Repeat, line for line, the entries printed below.

### Data shown
######
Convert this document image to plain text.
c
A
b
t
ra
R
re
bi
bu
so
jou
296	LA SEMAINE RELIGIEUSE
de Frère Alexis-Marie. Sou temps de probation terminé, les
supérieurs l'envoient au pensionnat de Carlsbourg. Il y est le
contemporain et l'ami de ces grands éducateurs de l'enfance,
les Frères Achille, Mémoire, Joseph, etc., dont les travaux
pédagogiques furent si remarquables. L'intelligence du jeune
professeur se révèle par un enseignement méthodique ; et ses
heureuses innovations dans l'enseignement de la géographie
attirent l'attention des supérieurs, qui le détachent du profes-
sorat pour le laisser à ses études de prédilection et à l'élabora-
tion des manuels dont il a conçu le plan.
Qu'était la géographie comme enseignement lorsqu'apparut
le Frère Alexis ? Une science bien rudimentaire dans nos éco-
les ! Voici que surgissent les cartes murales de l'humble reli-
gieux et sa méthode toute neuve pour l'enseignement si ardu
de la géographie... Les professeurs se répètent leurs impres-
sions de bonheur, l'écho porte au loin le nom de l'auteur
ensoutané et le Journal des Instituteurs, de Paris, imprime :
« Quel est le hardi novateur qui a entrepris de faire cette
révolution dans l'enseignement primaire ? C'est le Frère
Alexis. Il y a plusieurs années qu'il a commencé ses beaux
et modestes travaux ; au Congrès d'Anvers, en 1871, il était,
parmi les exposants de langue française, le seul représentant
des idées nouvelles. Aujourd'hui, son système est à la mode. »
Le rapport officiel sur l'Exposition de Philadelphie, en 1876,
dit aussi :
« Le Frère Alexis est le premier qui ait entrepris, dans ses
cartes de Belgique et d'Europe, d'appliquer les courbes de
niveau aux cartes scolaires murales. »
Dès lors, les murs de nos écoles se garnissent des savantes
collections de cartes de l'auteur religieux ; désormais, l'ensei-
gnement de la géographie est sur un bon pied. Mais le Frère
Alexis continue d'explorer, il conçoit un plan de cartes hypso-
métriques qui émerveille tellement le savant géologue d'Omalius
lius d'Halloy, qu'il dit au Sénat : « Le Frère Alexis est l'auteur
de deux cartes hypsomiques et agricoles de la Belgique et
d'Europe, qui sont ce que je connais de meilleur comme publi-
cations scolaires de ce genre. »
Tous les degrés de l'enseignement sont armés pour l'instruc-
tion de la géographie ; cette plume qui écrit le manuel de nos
######
### Problem solution
Convert this document image to plain text.
c
A
b
t
ra
R
re
bi
bu
so
jou
296	LA SEMAINE RELIGIEUSE
de Frère Alexis-Marie. Sou temps de probation terminé, les
supérieurs l'envoient au pensionnat de Carlsbourg. Il y est le
contemporain et l'ami de ces grands éducateurs de l'enfance,
les Frères Achille, Mémoire, Joseph, etc., dont les travaux
pédagogiques furent si remarquables. L'intelligence du jeune
professeur se révèle par un enseignement méthodique ; et ses
heureuses innovations dans l'enseignement de la géographie
attirent l'attention des supérieurs, qui le détachent du profes-
sorat pour le laisser à ses études de prédilection et à l'élabora-
tion des manuels dont il a conçu le plan.
Qu'était la géographie comme enseignement lorsqu'apparut
le Frère Alexis ? Une science bien rudimentaire dans nos éco-
les ! Voici que surgissent les cartes murales de l'humble reli-
gieux et sa méthode toute neuve pour l'enseignement si ardu
de la géographie... Les professeurs se répètent leurs impres-
sions de bonheur, l'écho porte au loin le nom de l'auteur
ensoutané et le Journal des Instituteurs, de Paris, imprime :
« Quel est le hardi novateur qui a entrepris de faire cette
révolution dans l'enseignement primaire ? C'est le Frère
Alexis. Il y a plusieurs années qu'il a commencé ses beaux
et modestes travaux ; au Congrès d'Anvers, en 1871, il était,
parmi les exposants de langue française, le seul représentant
des idées nouvelles. Aujourd'hui, son système est à la mode. »
Le rapport officiel sur l'Exposition de Philadelphie, en 1876,
dit aussi :
« Le Frère Alexis est le premier qui ait entrepris, dans ses
cartes de Belgique et d'Europe, d'appliquer les courbes de
niveau aux cartes scolaires murales. »
Dès lors, les murs de nos écoles se garnissent des savantes
collections de cartes de l'auteur religieux ; désormais, l'ensei-
gnement de la géographie est sur un bon pied. Mais le Frère
Alexis continue d'explorer, il conçoit un plan de cartes hypso-
métriques qui émerveille tellement le savant géologue d'Omalius
lius d'Halloy, qu'il dit au Sénat : « Le Frère Alexis est l'auteur
de deux cartes hypsomiques et agricoles de la Belgique et
d'Europe, qui sont ce que je connais de meilleur comme publi-
cations scolaires de ce genre. »
Tous les degrés de l'enseignement sont armés pour l'instruc-
tion de la géographie ; cette plume qui écrit le manuel de nos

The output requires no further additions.